▶

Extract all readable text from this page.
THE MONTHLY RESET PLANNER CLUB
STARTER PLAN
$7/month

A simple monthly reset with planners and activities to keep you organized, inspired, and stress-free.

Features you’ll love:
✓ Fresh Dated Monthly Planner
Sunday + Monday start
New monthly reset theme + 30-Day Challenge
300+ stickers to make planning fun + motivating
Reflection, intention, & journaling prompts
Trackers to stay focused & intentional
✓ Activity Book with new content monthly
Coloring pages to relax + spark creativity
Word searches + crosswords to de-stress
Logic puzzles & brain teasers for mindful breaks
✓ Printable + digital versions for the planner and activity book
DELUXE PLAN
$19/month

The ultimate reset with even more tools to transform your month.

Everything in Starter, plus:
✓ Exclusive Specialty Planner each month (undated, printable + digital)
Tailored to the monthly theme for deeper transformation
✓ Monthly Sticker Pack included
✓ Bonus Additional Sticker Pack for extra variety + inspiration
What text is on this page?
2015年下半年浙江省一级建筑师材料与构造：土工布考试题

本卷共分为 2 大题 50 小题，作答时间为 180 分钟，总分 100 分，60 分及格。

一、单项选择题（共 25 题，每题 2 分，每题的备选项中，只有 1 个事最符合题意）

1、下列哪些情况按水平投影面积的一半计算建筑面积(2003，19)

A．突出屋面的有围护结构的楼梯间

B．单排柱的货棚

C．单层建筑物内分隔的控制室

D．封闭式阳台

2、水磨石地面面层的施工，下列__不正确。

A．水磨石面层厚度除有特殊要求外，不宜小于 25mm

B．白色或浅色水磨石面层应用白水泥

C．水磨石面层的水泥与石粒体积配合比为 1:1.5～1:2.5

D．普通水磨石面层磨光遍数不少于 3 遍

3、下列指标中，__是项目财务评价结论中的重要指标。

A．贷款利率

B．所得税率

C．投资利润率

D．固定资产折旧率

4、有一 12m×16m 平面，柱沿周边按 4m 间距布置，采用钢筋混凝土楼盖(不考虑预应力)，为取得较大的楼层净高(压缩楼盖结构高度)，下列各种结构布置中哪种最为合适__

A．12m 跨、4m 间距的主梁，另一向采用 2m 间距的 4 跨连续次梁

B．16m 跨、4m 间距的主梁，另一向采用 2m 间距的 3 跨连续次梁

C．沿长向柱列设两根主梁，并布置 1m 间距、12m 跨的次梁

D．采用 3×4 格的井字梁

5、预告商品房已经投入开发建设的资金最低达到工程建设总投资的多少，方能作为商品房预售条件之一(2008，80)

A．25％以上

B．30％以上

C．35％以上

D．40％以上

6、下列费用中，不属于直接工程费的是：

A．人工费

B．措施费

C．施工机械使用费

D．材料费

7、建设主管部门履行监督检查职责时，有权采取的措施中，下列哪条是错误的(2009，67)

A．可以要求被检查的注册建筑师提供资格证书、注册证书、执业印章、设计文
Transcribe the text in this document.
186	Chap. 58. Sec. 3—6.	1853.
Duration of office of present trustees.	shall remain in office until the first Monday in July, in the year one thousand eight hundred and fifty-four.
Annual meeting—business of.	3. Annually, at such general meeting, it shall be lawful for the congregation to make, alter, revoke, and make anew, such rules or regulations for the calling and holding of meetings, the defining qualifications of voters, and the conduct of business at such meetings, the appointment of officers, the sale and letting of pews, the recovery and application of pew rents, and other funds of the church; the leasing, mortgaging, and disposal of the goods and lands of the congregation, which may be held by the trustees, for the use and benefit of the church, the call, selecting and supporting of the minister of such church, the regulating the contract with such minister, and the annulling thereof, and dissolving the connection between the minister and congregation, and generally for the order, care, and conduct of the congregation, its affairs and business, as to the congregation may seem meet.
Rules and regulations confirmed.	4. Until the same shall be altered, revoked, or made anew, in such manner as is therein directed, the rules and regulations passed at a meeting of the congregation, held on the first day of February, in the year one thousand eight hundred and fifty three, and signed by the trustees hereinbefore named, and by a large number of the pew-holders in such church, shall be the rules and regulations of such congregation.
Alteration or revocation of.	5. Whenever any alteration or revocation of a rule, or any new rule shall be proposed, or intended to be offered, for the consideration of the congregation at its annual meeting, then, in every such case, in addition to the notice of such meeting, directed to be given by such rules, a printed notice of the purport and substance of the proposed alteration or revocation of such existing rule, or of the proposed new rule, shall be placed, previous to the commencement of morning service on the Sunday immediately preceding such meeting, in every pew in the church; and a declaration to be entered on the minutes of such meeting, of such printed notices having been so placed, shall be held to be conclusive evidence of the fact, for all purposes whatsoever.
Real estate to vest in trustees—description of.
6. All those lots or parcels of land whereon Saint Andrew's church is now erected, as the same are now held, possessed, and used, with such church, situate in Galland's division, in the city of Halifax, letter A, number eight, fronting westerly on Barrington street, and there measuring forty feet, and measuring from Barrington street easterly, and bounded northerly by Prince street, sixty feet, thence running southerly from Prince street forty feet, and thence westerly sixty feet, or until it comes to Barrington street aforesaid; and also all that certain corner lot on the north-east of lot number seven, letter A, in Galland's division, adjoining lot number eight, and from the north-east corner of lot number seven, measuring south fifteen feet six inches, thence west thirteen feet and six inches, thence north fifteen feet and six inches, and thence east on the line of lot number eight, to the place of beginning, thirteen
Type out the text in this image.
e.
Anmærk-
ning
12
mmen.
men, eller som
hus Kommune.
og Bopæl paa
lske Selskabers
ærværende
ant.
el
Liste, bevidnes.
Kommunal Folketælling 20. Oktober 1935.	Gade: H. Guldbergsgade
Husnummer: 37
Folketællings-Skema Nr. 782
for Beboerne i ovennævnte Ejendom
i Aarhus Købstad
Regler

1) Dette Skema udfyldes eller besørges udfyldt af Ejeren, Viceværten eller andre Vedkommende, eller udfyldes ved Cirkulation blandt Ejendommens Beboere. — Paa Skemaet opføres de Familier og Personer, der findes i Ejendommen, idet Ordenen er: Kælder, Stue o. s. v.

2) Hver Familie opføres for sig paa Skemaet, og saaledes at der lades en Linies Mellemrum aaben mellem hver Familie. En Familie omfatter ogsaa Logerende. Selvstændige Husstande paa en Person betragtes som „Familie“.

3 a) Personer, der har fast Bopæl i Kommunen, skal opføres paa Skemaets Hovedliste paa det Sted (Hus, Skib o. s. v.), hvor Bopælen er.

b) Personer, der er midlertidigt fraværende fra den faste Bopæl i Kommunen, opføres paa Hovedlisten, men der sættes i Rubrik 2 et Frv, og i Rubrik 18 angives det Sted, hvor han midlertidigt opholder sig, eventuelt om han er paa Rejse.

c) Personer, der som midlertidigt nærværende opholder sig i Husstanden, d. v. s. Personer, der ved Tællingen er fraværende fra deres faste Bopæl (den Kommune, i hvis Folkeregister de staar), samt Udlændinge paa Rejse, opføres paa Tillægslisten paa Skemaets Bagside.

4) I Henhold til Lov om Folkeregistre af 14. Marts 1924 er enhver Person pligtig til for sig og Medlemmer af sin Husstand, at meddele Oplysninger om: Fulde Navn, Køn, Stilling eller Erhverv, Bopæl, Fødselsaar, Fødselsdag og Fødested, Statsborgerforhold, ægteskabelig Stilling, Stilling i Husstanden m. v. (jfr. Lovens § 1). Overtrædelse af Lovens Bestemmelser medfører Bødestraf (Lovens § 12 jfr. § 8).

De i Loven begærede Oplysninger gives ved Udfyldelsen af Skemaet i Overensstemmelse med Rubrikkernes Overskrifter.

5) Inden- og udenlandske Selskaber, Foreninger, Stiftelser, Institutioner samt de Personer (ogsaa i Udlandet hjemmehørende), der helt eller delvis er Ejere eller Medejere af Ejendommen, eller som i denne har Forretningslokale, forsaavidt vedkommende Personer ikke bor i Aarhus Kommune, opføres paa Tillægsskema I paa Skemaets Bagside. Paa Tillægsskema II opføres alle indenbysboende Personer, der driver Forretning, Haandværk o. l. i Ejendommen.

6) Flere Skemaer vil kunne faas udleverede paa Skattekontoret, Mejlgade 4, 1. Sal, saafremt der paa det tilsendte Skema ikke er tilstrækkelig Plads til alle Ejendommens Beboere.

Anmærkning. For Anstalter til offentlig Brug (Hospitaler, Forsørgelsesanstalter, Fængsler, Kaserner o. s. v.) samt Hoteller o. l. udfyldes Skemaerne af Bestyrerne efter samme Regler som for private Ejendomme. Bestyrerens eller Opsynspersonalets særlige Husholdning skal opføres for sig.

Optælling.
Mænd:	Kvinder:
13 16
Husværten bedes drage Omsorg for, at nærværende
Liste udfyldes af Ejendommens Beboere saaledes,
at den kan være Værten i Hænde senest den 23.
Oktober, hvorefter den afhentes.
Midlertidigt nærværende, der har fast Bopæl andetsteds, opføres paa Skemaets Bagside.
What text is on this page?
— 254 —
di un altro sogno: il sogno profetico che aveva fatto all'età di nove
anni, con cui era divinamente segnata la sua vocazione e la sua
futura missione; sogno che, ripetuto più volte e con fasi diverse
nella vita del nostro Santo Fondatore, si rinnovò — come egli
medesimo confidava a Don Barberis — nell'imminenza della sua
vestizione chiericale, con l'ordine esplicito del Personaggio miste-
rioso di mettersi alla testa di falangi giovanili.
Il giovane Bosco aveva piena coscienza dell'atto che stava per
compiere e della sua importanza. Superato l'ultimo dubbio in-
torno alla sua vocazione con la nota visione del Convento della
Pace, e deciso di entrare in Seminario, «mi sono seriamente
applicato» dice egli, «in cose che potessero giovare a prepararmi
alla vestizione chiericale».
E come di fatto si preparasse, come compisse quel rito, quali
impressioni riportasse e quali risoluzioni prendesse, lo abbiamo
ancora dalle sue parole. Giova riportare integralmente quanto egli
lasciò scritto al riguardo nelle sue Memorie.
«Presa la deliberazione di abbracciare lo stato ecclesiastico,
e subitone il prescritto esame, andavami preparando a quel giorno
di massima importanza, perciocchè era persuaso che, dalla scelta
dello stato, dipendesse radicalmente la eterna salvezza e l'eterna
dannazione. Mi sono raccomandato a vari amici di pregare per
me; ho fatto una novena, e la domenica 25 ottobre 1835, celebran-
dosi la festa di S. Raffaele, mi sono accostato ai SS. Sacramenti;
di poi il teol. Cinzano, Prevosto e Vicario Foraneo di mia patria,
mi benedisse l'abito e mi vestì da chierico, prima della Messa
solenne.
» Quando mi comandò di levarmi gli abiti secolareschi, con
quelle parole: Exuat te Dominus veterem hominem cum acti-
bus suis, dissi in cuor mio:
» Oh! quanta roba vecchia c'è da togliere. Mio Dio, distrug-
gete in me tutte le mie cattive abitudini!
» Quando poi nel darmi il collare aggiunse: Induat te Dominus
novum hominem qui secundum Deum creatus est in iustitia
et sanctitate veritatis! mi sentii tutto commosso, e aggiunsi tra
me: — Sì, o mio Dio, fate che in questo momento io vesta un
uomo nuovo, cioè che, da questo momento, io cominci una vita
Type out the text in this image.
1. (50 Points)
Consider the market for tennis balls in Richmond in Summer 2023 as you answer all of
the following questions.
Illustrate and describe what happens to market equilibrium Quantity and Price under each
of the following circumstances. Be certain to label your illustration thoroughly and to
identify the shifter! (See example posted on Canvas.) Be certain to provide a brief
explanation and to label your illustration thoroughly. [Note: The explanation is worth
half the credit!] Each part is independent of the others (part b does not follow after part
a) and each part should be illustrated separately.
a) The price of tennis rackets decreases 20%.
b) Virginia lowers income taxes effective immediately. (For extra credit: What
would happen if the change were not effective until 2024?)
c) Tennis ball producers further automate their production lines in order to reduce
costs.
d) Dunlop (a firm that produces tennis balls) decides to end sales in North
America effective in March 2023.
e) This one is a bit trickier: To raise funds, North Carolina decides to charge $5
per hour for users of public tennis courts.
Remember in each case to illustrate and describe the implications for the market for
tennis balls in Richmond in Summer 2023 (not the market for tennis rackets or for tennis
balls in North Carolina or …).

◀

→ Work to complete: Filter out all lines lacking the word "Kommunen" and copy the rest.

→ Exercise output:
3 a) Personer, der har fast Bopæl i Kommunen, skal opføres paa Skemaets Hovedliste paa det Sted (Hus, Skib o. s. v.), hvor Bopælen er.
b) Personer, der er midlertidigt fraværende fra den faste Bopæl i Kommunen, opføres paa Hovedlisten, men der sættes i Rubrik 2 et Frv, og i Rubrik 18 angives det Sted, hvor han midlertidigt opholder sig, eventuelt om han er paa Rejse.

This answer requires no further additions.